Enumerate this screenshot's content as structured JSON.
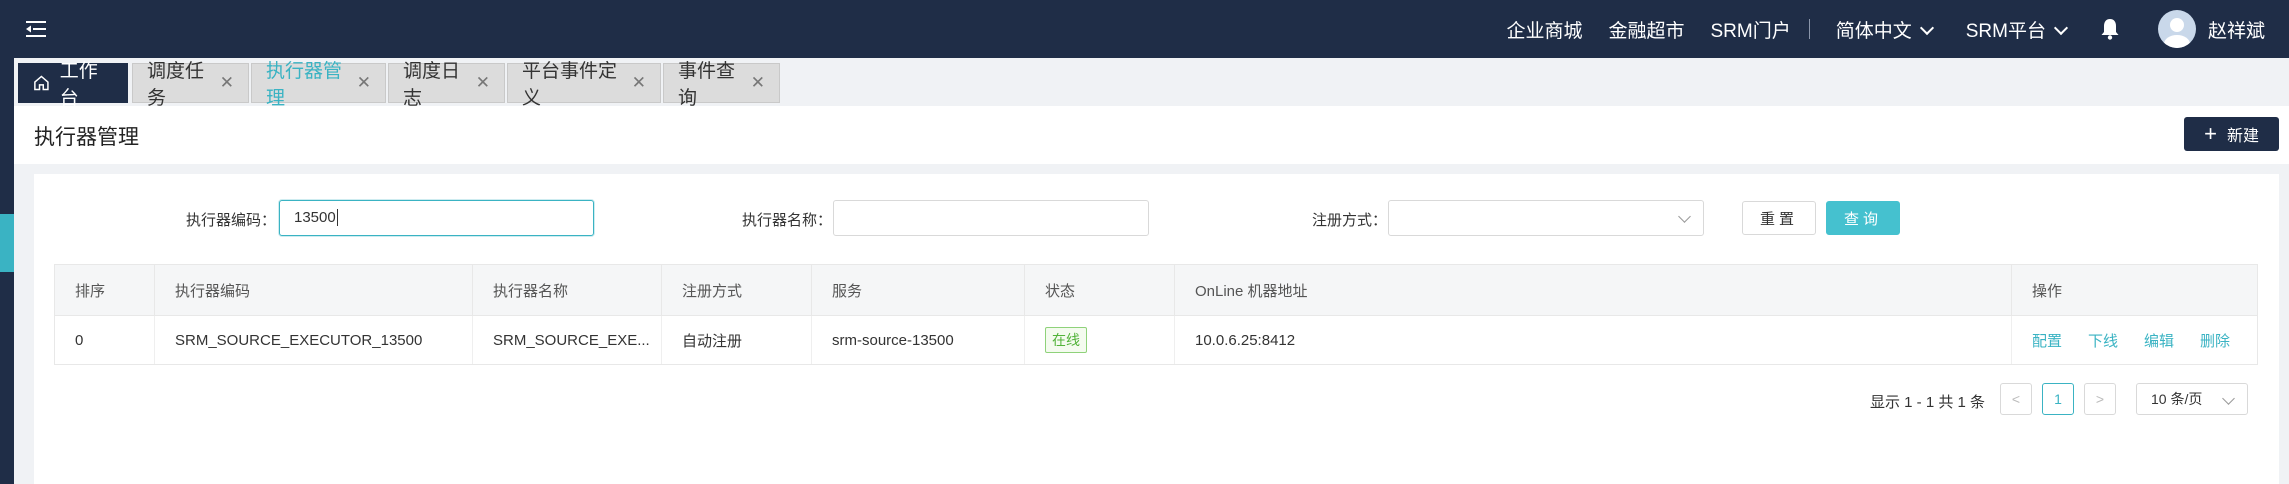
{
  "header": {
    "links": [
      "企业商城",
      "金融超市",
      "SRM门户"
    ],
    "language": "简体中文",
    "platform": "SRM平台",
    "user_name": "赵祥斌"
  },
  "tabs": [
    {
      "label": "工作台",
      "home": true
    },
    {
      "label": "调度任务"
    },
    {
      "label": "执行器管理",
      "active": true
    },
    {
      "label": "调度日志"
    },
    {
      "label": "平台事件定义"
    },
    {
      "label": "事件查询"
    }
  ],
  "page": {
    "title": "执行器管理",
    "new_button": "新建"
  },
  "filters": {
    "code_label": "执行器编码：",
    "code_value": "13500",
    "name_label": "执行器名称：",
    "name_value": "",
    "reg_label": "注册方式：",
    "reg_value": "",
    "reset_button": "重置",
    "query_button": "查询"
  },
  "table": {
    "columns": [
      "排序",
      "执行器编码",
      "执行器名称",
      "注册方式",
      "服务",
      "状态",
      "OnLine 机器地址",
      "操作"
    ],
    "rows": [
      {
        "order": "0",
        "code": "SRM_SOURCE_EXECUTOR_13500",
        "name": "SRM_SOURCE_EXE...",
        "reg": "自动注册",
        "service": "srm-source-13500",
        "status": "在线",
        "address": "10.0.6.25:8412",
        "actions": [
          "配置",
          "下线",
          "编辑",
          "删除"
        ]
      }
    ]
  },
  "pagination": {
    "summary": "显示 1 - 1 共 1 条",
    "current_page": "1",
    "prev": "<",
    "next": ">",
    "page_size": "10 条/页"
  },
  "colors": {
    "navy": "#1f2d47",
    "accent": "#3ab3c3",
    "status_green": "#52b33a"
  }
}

********

Set the pictures aside and transcribe the data above exactly.

Enumerate this screenshot's content as structured JSON.
{
  "header": {
    "links": [
      "企业商城",
      "金融超市",
      "SRM门户"
    ],
    "language": "简体中文",
    "platform": "SRM平台",
    "user_name": "赵祥斌"
  },
  "tabs": [
    {
      "label": "工作台",
      "home": true
    },
    {
      "label": "调度任务"
    },
    {
      "label": "执行器管理",
      "active": true
    },
    {
      "label": "调度日志"
    },
    {
      "label": "平台事件定义"
    },
    {
      "label": "事件查询"
    }
  ],
  "page": {
    "title": "执行器管理",
    "new_button": "新建"
  },
  "filters": {
    "code_label": "执行器编码：",
    "code_value": "13500",
    "name_label": "执行器名称：",
    "name_value": "",
    "reg_label": "注册方式：",
    "reg_value": "",
    "reset_button": "重置",
    "query_button": "查询"
  },
  "table": {
    "columns": [
      "排序",
      "执行器编码",
      "执行器名称",
      "注册方式",
      "服务",
      "状态",
      "OnLine 机器地址",
      "操作"
    ],
    "rows": [
      {
        "order": "0",
        "code": "SRM_SOURCE_EXECUTOR_13500",
        "name": "SRM_SOURCE_EXE...",
        "reg": "自动注册",
        "service": "srm-source-13500",
        "status": "在线",
        "address": "10.0.6.25:8412",
        "actions": [
          "配置",
          "下线",
          "编辑",
          "删除"
        ]
      }
    ]
  },
  "pagination": {
    "summary": "显示 1 - 1 共 1 条",
    "current_page": "1",
    "prev": "<",
    "next": ">",
    "page_size": "10 条/页"
  },
  "colors": {
    "navy": "#1f2d47",
    "accent": "#3ab3c3",
    "status_green": "#52b33a"
  }
}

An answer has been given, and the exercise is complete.